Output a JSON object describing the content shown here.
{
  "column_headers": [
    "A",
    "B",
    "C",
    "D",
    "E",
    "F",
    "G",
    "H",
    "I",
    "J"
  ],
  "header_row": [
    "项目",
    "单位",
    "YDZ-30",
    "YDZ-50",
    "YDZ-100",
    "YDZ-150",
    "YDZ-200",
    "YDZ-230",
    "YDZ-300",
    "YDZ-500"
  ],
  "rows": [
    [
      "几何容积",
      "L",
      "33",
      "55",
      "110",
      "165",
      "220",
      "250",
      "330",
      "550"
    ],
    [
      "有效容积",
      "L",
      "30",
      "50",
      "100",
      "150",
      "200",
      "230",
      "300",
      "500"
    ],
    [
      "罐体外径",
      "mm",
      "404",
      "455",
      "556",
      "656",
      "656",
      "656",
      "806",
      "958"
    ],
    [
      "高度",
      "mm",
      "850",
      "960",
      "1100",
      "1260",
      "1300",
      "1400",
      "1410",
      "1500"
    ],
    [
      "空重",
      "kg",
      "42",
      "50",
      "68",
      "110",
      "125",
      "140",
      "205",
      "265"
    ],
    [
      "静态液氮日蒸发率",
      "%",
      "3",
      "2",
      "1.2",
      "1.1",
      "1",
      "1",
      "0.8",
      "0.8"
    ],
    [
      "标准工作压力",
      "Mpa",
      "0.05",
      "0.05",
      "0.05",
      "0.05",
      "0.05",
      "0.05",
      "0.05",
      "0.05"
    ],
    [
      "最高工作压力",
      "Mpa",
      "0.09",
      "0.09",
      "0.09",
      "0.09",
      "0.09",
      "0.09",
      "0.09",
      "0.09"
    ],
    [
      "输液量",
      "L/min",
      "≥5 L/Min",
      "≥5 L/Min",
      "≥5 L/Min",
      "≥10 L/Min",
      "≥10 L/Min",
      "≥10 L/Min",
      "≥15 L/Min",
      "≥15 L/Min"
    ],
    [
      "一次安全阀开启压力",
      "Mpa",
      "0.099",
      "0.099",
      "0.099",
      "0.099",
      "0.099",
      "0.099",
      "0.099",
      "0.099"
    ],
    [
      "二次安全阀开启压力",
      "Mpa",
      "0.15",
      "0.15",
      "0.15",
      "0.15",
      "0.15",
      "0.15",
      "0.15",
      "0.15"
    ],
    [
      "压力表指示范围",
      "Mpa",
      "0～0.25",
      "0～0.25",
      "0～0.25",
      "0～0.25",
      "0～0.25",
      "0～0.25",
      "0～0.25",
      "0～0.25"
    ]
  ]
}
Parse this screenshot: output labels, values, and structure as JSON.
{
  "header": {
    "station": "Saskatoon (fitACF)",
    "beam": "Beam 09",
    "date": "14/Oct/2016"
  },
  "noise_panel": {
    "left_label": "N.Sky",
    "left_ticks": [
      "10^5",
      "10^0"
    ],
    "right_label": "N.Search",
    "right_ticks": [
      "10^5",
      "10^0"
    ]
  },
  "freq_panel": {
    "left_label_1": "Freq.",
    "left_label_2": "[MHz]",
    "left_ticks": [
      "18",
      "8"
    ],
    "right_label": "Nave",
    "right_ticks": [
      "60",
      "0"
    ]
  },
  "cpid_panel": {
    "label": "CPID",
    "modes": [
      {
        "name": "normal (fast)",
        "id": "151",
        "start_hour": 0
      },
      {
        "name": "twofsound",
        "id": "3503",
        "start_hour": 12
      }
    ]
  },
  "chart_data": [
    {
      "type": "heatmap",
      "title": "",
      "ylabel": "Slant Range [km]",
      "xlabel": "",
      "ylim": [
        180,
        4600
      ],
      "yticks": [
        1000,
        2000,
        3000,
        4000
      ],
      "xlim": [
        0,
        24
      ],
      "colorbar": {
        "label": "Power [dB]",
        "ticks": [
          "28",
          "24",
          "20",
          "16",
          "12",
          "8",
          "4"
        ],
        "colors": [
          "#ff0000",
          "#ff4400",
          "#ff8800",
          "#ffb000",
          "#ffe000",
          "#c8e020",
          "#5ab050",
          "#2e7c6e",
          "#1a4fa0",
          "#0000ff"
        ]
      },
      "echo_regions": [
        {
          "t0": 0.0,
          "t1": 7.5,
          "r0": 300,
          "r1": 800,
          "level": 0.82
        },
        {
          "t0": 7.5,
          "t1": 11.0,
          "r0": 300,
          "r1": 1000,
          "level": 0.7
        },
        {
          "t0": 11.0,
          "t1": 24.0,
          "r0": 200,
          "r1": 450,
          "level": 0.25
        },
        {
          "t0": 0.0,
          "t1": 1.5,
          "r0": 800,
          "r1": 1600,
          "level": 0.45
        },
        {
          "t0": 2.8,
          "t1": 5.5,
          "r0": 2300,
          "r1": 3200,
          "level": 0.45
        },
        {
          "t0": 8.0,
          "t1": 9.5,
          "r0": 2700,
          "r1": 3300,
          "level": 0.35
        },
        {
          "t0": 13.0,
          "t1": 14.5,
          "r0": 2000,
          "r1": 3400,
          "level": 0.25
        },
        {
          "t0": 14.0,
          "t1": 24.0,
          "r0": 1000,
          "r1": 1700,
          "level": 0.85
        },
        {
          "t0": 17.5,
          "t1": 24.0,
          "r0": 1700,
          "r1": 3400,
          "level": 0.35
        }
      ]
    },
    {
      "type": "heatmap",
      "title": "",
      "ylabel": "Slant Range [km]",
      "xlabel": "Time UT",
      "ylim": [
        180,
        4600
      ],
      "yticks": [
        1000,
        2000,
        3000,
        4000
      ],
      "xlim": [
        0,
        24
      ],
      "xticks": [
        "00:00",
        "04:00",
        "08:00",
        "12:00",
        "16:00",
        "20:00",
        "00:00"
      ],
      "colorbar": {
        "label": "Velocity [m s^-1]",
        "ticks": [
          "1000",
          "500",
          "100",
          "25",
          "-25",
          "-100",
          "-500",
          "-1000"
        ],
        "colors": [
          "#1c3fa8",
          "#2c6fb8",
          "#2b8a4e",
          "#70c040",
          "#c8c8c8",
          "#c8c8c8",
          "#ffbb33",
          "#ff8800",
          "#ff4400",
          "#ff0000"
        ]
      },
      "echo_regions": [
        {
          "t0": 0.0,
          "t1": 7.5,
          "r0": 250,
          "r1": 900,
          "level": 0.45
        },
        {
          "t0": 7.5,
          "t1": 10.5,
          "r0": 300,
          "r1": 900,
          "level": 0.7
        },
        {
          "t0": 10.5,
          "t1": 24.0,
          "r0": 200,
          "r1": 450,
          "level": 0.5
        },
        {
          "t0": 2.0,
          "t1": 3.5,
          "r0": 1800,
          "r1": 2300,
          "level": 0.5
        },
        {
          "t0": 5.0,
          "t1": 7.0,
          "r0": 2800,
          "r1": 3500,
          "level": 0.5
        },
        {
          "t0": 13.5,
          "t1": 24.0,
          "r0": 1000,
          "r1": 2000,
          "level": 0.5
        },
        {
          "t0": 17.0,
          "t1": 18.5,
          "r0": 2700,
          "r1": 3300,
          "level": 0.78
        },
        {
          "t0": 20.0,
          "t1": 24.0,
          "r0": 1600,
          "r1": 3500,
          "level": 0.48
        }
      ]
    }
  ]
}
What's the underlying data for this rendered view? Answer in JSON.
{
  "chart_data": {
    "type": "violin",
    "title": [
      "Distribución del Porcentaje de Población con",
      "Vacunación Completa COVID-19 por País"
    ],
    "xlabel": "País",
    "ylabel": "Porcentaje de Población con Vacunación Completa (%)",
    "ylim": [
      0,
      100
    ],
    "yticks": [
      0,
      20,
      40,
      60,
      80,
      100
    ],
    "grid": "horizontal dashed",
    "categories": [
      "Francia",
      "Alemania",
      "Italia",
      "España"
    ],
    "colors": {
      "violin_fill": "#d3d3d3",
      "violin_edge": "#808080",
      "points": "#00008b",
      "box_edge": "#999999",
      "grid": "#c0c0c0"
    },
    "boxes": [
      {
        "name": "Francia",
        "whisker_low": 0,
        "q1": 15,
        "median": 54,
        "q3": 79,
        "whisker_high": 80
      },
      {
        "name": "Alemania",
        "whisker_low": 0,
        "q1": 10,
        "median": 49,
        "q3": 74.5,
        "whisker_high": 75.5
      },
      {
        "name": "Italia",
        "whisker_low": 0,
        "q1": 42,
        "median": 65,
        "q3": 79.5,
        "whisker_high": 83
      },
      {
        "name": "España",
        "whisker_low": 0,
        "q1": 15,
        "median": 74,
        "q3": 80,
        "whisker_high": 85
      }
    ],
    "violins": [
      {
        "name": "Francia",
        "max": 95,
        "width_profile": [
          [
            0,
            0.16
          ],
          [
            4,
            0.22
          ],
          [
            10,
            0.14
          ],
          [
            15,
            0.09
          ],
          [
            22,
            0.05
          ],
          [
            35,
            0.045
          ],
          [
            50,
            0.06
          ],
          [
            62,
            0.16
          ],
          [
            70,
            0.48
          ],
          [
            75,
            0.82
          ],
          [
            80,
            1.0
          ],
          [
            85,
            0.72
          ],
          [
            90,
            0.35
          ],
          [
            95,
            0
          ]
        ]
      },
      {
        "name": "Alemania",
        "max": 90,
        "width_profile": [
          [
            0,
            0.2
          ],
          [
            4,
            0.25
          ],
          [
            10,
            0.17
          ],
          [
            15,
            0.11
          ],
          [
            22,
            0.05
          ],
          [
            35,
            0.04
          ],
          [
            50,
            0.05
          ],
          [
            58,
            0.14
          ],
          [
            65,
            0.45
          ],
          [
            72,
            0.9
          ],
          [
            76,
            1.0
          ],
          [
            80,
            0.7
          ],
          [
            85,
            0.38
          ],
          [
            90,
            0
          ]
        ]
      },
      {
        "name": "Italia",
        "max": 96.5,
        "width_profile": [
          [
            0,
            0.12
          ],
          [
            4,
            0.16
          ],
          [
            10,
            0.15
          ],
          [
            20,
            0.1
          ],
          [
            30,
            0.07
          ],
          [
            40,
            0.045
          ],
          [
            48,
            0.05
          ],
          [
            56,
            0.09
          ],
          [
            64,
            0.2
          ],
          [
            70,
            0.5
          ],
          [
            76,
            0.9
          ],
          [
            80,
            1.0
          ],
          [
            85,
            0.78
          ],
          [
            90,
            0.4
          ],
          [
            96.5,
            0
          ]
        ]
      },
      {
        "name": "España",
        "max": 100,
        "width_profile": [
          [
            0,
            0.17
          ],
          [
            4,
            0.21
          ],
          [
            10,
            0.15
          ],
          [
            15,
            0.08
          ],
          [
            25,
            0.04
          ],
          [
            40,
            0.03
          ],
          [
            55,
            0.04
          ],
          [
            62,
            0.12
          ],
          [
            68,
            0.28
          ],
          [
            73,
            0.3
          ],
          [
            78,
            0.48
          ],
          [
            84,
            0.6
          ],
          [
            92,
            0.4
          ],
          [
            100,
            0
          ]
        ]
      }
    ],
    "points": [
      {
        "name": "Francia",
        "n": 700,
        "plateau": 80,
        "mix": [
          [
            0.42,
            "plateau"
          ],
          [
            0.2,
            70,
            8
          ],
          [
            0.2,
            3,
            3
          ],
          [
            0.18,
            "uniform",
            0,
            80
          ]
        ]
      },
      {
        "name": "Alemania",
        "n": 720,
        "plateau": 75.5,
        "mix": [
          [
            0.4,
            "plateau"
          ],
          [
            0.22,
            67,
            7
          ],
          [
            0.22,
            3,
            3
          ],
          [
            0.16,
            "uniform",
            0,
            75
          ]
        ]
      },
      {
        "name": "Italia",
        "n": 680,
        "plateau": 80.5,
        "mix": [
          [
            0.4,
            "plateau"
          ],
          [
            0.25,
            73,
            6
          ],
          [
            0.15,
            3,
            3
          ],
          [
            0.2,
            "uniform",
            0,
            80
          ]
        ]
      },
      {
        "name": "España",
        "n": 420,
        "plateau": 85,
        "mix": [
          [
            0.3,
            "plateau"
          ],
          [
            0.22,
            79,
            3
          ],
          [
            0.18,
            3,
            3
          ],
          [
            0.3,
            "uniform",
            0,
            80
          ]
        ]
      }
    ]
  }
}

= = = = = = =

__THE EXERCISE__: Copy, from the material, each line that holds the string "JSON".

__RESPONSE TO THIS TASK__:
Output a JSON object describing the content shown here.
Parse this screenshot: output labels, values, and structure as JSON.
What's the underlying data for this rendered view? Answer in JSON.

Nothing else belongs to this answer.